• [REQUIREMENT]
Reproduce the following lines word for word, leaving out the picture.

• [RECORDED INFORMATION]
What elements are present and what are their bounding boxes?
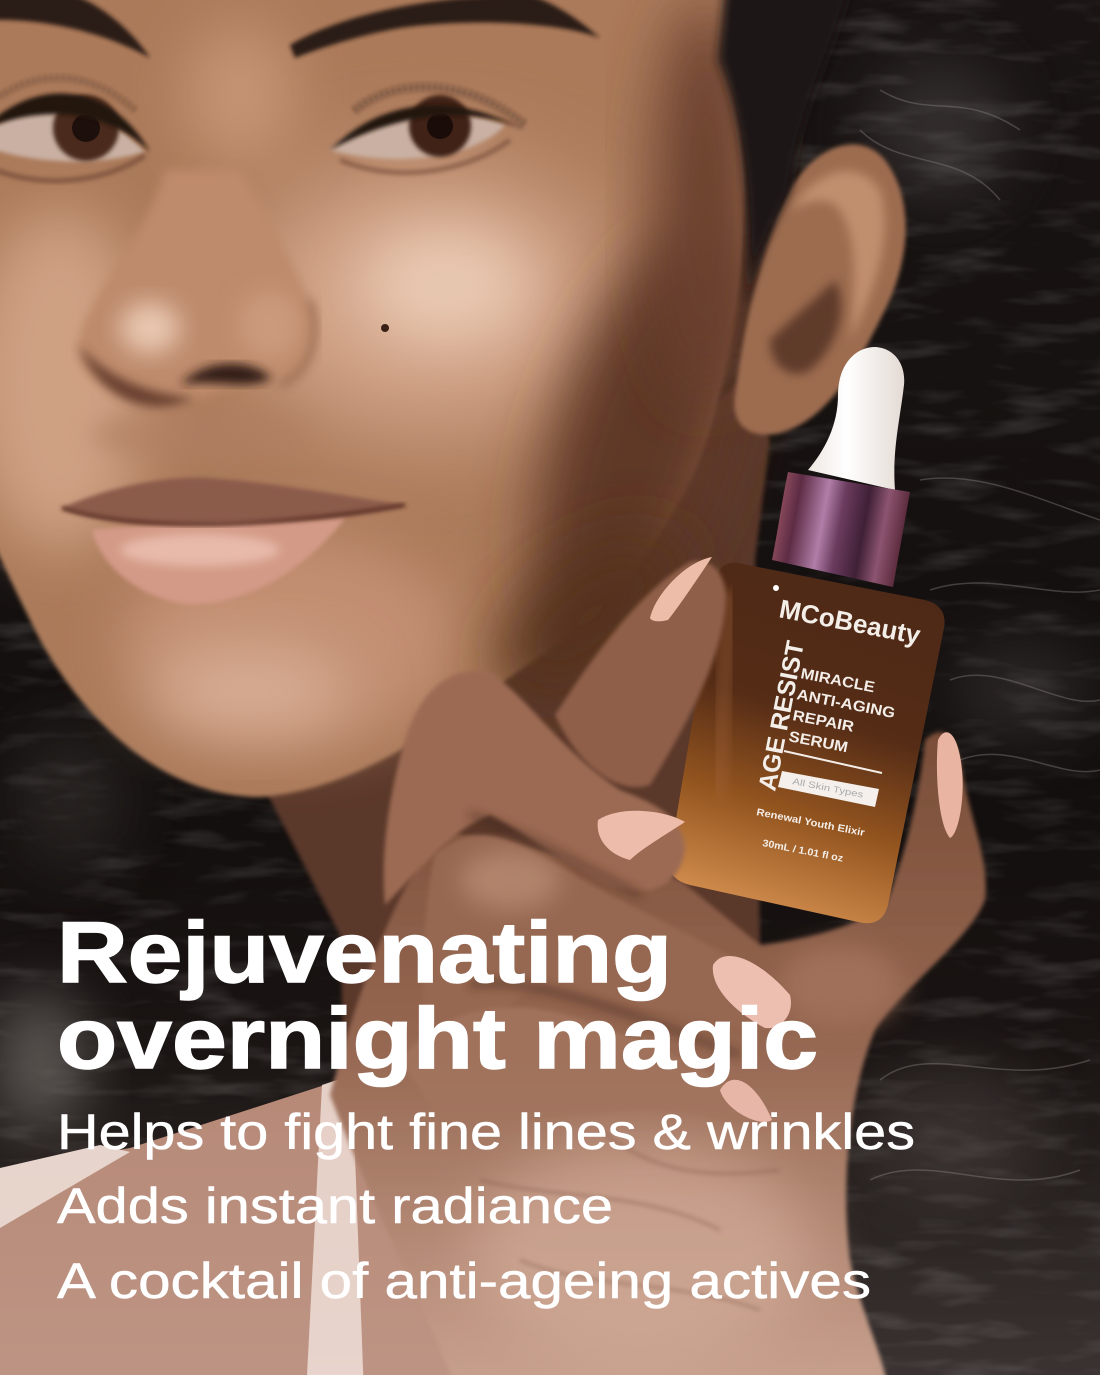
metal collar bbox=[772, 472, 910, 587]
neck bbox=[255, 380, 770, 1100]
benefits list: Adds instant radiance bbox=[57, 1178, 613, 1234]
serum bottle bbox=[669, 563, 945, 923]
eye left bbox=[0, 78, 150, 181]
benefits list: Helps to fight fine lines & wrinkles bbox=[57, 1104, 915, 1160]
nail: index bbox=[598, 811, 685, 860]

• [SOLVED EXERCISE]
What elements are present and what are their bounding boxes?
metal collar bbox=[772, 472, 910, 587]
neck bbox=[255, 380, 770, 1100]
benefits list: Adds instant radiance bbox=[57, 1178, 613, 1234]
serum bottle bbox=[669, 563, 945, 923]
eye left bbox=[0, 78, 150, 181]
benefits list: Helps to fight fine lines & wrinkles bbox=[57, 1104, 915, 1160]
nail: index bbox=[598, 811, 685, 860]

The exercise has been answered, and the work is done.